* BEGIN *

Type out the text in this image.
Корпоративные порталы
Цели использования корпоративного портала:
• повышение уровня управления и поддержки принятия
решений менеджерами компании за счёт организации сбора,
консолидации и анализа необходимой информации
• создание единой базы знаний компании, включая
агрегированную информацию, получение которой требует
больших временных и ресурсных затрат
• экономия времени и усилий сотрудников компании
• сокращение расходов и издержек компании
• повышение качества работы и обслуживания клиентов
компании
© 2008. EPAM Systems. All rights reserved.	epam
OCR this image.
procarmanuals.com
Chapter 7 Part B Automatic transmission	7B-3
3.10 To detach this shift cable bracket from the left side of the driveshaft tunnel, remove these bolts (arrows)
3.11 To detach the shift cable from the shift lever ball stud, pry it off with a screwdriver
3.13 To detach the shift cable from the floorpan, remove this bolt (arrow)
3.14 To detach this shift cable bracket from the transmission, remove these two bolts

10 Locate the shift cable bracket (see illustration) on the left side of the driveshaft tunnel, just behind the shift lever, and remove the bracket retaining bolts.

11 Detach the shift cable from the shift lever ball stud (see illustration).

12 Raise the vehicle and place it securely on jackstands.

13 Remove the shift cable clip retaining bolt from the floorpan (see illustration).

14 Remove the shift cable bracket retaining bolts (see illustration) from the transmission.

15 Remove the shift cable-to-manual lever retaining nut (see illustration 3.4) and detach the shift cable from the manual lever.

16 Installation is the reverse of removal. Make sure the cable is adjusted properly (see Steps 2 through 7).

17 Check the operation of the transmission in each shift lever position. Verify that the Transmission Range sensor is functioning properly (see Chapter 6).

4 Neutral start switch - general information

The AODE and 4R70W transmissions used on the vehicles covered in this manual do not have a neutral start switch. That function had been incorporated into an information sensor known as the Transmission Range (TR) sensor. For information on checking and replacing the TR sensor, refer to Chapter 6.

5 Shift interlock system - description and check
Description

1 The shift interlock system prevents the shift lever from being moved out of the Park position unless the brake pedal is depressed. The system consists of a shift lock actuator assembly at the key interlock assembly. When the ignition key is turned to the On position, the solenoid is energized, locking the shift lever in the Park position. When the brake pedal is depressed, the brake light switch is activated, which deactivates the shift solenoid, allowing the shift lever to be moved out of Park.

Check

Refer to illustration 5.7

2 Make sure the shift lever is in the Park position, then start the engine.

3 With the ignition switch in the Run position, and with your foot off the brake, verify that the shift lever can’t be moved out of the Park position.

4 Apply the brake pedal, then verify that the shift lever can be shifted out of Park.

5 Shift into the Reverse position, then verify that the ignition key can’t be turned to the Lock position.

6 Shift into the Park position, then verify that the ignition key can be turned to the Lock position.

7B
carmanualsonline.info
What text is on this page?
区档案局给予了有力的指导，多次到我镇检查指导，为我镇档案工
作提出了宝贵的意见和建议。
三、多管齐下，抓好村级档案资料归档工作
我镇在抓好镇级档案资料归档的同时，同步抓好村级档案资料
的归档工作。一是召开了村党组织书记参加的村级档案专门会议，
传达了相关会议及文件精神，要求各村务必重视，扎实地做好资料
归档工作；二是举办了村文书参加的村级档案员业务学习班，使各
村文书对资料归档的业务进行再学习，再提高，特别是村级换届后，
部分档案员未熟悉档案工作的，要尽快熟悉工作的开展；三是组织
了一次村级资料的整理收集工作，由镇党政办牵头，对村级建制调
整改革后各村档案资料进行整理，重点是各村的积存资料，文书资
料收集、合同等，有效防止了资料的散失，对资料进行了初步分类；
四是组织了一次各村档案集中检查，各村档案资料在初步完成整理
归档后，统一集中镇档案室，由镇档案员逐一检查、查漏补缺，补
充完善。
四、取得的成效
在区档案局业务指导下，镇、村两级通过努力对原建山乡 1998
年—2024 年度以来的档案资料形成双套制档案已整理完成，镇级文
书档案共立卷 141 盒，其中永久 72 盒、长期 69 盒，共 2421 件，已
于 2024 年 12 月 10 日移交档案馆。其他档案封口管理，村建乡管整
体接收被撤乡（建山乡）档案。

* END *

◆ **Your goal**: Copy all lines from the material that contain "switch".

◆ **Task output**:
4 Neutral start switch - general information
The AODE and 4R70W transmissions used on the vehicles covered in this manual do not have a neutral start switch. That function had been incorporated into an information sensor known as the Transmission Range (TR) sensor. For information on checking and replacing the TR sensor, refer to Chapter 6.
1 The shift interlock system prevents the shift lever from being moved out of the Park position unless the brake pedal is depressed. The system consists of a shift lock actuator assembly at the key interlock assembly. When the ignition key is turned to the On position, the solenoid is energized, locking the shift lever in the Park position. When the brake pedal is depressed, the brake light switch is activated, which deactivates the shift solenoid, allowing the shift lever to be moved out of Park.
3 With the ignition switch in the Run position, and with your foot off the brake, verify that the shift lever can’t be moved out of the Park position.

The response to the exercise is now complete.